Problem description: Reproduce all the entries precisely.

Record set:
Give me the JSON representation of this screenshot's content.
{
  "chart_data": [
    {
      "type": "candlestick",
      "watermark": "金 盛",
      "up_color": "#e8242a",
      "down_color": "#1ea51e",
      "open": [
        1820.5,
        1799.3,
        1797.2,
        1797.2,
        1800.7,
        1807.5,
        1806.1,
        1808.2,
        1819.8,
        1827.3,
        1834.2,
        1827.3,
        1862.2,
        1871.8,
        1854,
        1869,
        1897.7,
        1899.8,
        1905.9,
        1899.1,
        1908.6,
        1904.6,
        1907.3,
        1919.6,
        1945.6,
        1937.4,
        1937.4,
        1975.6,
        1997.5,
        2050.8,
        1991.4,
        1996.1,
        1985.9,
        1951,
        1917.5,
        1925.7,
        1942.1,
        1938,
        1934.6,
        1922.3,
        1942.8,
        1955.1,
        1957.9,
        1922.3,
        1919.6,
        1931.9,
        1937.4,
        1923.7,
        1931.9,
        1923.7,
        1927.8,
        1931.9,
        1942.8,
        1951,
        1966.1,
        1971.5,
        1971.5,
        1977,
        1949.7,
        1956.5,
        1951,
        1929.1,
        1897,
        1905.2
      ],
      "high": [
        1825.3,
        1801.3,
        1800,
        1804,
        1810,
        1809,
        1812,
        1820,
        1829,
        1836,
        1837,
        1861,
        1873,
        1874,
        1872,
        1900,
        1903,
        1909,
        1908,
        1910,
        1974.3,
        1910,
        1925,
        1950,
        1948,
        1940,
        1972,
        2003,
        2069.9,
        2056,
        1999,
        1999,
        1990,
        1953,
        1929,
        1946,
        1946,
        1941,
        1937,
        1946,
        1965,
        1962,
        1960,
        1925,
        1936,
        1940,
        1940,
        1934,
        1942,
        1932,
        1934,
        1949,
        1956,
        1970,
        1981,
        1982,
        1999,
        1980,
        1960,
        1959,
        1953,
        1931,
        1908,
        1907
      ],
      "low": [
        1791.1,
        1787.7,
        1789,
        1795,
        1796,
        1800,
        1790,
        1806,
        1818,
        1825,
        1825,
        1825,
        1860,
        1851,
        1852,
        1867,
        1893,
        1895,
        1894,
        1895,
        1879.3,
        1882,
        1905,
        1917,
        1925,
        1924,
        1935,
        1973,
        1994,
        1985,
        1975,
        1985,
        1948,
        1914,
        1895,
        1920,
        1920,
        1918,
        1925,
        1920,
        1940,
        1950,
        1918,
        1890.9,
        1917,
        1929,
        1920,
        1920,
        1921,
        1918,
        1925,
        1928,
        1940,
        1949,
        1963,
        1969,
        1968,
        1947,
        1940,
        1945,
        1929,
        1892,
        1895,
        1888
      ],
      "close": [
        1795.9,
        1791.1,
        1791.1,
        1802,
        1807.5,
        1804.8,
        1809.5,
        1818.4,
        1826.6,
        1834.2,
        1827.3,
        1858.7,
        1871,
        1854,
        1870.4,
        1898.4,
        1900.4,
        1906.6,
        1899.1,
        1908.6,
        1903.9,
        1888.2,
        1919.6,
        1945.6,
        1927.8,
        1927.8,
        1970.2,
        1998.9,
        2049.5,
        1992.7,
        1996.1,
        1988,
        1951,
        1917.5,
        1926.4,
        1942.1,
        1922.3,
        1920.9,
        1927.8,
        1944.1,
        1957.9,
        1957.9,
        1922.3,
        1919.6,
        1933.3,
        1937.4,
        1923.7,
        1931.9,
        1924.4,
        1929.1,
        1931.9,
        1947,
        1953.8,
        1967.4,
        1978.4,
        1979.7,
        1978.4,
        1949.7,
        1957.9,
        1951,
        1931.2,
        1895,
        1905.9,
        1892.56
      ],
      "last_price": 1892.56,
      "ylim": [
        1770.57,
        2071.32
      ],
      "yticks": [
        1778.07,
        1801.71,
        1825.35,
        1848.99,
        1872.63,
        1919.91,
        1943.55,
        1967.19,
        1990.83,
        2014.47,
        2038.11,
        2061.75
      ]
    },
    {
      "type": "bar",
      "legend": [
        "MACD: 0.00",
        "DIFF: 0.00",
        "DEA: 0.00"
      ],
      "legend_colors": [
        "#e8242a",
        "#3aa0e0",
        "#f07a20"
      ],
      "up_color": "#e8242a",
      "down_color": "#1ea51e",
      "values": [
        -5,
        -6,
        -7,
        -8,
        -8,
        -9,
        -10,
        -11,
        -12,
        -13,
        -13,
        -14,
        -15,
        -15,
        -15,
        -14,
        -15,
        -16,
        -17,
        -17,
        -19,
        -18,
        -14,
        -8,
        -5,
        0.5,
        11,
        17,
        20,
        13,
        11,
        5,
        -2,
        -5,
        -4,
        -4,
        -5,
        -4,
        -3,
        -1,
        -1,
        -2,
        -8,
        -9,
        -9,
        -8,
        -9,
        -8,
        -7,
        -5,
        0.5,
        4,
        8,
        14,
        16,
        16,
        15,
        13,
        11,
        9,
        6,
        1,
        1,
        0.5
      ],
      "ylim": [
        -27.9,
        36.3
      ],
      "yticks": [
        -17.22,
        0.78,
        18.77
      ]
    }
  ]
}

Result of the exercise:
Give me the JSON representation of this screenshot's content.
{
  "chart_data": [
    {
      "type": "candlestick",
      "watermark": "金 盛",
      "up_color": "#e8242a",
      "down_color": "#1ea51e",
      "open": [
        1820.5,
        1799.3,
        1797.2,
        1797.2,
        1800.7,
        1807.5,
        1806.1,
        1808.2,
        1819.8,
        1827.3,
        1834.2,
        1827.3,
        1862.2,
        1871.8,
        1854,
        1869,
        1897.7,
        1899.8,
        1905.9,
        1899.1,
        1908.6,
        1904.6,
        1907.3,
        1919.6,
        1945.6,
        1937.4,
        1937.4,
        1975.6,
        1997.5,
        2050.8,
        1991.4,
        1996.1,
        1985.9,
        1951,
        1917.5,
        1925.7,
        1942.1,
        1938,
        1934.6,
        1922.3,
        1942.8,
        1955.1,
        1957.9,
        1922.3,
        1919.6,
        1931.9,
        1937.4,
        1923.7,
        1931.9,
        1923.7,
        1927.8,
        1931.9,
        1942.8,
        1951,
        1966.1,
        1971.5,
        1971.5,
        1977,
        1949.7,
        1956.5,
        1951,
        1929.1,
        1897,
        1905.2
      ],
      "high": [
        1825.3,
        1801.3,
        1800,
        1804,
        1810,
        1809,
        1812,
        1820,
        1829,
        1836,
        1837,
        1861,
        1873,
        1874,
        1872,
        1900,
        1903,
        1909,
        1908,
        1910,
        1974.3,
        1910,
        1925,
        1950,
        1948,
        1940,
        1972,
        2003,
        2069.9,
        2056,
        1999,
        1999,
        1990,
        1953,
        1929,
        1946,
        1946,
        1941,
        1937,
        1946,
        1965,
        1962,
        1960,
        1925,
        1936,
        1940,
        1940,
        1934,
        1942,
        1932,
        1934,
        1949,
        1956,
        1970,
        1981,
        1982,
        1999,
        1980,
        1960,
        1959,
        1953,
        1931,
        1908,
        1907
      ],
      "low": [
        1791.1,
        1787.7,
        1789,
        1795,
        1796,
        1800,
        1790,
        1806,
        1818,
        1825,
        1825,
        1825,
        1860,
        1851,
        1852,
        1867,
        1893,
        1895,
        1894,
        1895,
        1879.3,
        1882,
        1905,
        1917,
        1925,
        1924,
        1935,
        1973,
        1994,
        1985,
        1975,
        1985,
        1948,
        1914,
        1895,
        1920,
        1920,
        1918,
        1925,
        1920,
        1940,
        1950,
        1918,
        1890.9,
        1917,
        1929,
        1920,
        1920,
        1921,
        1918,
        1925,
        1928,
        1940,
        1949,
        1963,
        1969,
        1968,
        1947,
        1940,
        1945,
        1929,
        1892,
        1895,
        1888
      ],
      "close": [
        1795.9,
        1791.1,
        1791.1,
        1802,
        1807.5,
        1804.8,
        1809.5,
        1818.4,
        1826.6,
        1834.2,
        1827.3,
        1858.7,
        1871,
        1854,
        1870.4,
        1898.4,
        1900.4,
        1906.6,
        1899.1,
        1908.6,
        1903.9,
        1888.2,
        1919.6,
        1945.6,
        1927.8,
        1927.8,
        1970.2,
        1998.9,
        2049.5,
        1992.7,
        1996.1,
        1988,
        1951,
        1917.5,
        1926.4,
        1942.1,
        1922.3,
        1920.9,
        1927.8,
        1944.1,
        1957.9,
        1957.9,
        1922.3,
        1919.6,
        1933.3,
        1937.4,
        1923.7,
        1931.9,
        1924.4,
        1929.1,
        1931.9,
        1947,
        1953.8,
        1967.4,
        1978.4,
        1979.7,
        1978.4,
        1949.7,
        1957.9,
        1951,
        1931.2,
        1895,
        1905.9,
        1892.56
      ],
      "last_price": 1892.56,
      "ylim": [
        1770.57,
        2071.32
      ],
      "yticks": [
        1778.07,
        1801.71,
        1825.35,
        1848.99,
        1872.63,
        1919.91,
        1943.55,
        1967.19,
        1990.83,
        2014.47,
        2038.11,
        2061.75
      ]
    },
    {
      "type": "bar",
      "legend": [
        "MACD: 0.00",
        "DIFF: 0.00",
        "DEA: 0.00"
      ],
      "legend_colors": [
        "#e8242a",
        "#3aa0e0",
        "#f07a20"
      ],
      "up_color": "#e8242a",
      "down_color": "#1ea51e",
      "values": [
        -5,
        -6,
        -7,
        -8,
        -8,
        -9,
        -10,
        -11,
        -12,
        -13,
        -13,
        -14,
        -15,
        -15,
        -15,
        -14,
        -15,
        -16,
        -17,
        -17,
        -19,
        -18,
        -14,
        -8,
        -5,
        0.5,
        11,
        17,
        20,
        13,
        11,
        5,
        -2,
        -5,
        -4,
        -4,
        -5,
        -4,
        -3,
        -1,
        -1,
        -2,
        -8,
        -9,
        -9,
        -8,
        -9,
        -8,
        -7,
        -5,
        0.5,
        4,
        8,
        14,
        16,
        16,
        15,
        13,
        11,
        9,
        6,
        1,
        1,
        0.5
      ],
      "ylim": [
        -27.9,
        36.3
      ],
      "yticks": [
        -17.22,
        0.78,
        18.77
      ]
    }
  ]
}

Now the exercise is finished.